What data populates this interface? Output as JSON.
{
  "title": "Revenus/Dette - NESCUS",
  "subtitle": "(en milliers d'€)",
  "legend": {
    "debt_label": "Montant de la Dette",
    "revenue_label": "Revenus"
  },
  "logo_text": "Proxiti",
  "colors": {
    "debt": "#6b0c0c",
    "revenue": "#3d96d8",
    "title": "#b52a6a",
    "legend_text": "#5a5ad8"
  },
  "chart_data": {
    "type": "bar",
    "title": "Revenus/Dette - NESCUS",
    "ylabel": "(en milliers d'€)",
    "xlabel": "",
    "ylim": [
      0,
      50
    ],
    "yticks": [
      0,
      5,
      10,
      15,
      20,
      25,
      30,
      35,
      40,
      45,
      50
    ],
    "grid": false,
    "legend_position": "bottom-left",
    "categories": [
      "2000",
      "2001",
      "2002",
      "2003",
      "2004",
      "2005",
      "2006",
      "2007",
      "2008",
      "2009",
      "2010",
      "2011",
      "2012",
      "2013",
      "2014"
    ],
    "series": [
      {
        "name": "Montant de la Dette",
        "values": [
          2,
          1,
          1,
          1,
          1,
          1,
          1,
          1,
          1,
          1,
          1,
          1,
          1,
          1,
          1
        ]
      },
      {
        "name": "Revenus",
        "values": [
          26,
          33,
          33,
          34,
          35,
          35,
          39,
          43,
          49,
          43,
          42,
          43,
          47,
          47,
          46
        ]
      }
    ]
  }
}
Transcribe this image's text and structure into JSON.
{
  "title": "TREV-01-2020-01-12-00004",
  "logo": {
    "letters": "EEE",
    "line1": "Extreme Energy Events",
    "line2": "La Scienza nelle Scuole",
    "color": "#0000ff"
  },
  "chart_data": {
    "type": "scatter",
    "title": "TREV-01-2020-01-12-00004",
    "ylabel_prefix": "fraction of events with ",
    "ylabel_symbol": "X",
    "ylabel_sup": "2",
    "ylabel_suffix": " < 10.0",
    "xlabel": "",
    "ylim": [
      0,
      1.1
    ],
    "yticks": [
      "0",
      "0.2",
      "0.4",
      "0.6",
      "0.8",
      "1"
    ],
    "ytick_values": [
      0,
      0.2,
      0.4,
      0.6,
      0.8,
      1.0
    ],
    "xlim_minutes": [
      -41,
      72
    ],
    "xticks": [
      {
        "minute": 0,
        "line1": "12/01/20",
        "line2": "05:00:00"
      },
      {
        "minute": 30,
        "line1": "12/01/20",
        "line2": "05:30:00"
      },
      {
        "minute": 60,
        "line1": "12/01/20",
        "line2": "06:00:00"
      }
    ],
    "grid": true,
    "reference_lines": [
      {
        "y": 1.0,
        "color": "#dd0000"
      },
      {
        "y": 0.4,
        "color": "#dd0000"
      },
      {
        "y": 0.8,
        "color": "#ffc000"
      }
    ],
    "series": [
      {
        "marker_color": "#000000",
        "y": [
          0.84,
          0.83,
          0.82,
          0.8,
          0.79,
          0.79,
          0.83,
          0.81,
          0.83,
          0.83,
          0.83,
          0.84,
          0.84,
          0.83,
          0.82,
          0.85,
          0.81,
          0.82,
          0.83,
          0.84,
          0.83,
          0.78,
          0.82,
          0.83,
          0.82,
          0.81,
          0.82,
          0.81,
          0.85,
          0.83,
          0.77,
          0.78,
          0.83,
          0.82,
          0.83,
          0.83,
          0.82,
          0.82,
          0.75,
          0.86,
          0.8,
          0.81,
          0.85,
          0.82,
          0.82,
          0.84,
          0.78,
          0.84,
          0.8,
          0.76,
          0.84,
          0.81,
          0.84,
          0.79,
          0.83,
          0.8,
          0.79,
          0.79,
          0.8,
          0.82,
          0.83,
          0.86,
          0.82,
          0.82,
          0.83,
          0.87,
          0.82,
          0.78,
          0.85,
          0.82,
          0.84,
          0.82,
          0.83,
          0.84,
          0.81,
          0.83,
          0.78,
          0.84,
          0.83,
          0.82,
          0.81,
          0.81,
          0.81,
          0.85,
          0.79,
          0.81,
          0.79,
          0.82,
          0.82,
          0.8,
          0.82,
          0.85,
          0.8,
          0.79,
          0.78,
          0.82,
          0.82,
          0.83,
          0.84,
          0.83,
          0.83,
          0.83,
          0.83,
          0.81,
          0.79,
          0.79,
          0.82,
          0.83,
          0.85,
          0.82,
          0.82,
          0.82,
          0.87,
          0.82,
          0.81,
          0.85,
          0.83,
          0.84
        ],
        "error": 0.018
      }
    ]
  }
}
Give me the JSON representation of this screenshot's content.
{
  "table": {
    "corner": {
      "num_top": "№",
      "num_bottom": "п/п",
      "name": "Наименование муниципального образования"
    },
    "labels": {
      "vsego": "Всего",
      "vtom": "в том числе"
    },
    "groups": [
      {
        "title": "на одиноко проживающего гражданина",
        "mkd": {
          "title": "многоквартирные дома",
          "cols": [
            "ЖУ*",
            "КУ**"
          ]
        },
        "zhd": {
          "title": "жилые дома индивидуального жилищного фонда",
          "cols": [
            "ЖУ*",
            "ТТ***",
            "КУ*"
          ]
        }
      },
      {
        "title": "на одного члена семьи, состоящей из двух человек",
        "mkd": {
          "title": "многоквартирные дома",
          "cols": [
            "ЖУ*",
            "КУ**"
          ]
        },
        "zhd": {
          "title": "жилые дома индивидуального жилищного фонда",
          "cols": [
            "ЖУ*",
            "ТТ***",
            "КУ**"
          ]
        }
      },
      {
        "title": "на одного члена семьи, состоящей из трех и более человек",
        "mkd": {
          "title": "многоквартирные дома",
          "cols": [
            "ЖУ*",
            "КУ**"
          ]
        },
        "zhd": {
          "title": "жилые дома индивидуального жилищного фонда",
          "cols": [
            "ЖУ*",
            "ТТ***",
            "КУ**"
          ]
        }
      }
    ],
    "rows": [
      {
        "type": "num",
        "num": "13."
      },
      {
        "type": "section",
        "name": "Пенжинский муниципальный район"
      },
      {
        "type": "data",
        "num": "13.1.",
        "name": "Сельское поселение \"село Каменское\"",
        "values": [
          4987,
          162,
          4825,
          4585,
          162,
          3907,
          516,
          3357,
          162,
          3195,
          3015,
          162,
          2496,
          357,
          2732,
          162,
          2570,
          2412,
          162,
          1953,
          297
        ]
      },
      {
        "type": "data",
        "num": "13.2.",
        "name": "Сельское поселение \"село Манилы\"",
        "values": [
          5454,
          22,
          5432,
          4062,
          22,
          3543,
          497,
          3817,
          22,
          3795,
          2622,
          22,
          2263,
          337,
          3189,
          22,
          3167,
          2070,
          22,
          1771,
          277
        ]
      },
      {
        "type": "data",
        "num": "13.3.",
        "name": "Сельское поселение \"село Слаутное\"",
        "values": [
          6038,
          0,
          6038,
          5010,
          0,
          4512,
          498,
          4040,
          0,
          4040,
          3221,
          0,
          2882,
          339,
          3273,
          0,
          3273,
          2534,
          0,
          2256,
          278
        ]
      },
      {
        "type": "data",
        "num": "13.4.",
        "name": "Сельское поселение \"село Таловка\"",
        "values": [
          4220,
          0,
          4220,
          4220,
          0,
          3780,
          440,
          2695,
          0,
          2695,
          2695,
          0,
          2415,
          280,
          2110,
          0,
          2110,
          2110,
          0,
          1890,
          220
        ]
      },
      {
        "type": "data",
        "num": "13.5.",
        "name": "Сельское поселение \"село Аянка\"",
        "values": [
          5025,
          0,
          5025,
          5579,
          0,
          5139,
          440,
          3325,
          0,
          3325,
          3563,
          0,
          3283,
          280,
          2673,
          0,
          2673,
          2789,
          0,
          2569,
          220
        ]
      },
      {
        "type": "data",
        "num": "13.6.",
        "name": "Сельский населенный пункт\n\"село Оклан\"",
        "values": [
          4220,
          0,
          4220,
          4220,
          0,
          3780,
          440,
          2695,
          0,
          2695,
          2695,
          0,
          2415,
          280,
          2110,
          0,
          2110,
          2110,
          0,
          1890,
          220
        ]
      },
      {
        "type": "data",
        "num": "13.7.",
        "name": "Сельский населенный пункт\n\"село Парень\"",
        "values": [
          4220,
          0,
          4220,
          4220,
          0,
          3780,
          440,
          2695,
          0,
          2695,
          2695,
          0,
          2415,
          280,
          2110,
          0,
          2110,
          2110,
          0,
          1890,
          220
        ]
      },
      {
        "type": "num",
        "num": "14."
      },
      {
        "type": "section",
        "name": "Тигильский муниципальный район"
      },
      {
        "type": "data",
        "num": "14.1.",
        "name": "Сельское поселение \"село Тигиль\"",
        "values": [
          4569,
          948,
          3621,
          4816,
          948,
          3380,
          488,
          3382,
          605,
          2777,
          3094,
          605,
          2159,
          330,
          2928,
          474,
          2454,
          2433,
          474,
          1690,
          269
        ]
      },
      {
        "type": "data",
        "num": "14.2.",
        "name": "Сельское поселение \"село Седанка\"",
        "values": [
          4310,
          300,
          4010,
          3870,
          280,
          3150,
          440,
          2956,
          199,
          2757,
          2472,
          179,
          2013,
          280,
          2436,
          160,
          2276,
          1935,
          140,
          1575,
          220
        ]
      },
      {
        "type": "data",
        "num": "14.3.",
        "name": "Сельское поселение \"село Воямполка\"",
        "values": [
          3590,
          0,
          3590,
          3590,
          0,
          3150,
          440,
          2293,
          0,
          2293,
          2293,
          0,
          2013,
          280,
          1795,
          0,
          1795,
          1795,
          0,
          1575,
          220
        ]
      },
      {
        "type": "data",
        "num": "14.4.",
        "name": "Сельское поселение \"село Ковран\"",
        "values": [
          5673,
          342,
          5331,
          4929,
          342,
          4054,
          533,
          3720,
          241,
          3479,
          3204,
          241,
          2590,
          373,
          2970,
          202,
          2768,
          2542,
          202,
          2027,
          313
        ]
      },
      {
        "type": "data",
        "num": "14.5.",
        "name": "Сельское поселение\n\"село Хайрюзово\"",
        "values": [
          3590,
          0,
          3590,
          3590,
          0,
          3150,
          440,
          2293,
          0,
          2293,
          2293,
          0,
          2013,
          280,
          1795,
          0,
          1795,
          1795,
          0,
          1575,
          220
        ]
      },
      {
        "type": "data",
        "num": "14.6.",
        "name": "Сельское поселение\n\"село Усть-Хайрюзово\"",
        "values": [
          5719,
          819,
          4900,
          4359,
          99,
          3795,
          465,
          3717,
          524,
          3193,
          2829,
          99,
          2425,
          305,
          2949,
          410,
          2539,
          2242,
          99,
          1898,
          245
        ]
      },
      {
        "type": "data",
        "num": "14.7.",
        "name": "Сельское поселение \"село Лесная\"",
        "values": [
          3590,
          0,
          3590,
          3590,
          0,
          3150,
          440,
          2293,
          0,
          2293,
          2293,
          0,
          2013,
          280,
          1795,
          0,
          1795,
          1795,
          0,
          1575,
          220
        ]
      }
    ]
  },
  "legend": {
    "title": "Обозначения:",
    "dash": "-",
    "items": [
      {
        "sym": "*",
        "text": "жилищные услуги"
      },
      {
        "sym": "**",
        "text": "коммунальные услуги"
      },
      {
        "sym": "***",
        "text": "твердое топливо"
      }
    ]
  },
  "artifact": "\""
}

■ ■ ■

* Task directions
Locate all lines in the listing above with the word "человек". Copy them.

* Finished task
        "title": "на одного члена семьи, состоящей из двух человек",
        "title": "на одного члена семьи, состоящей из трех и более человек",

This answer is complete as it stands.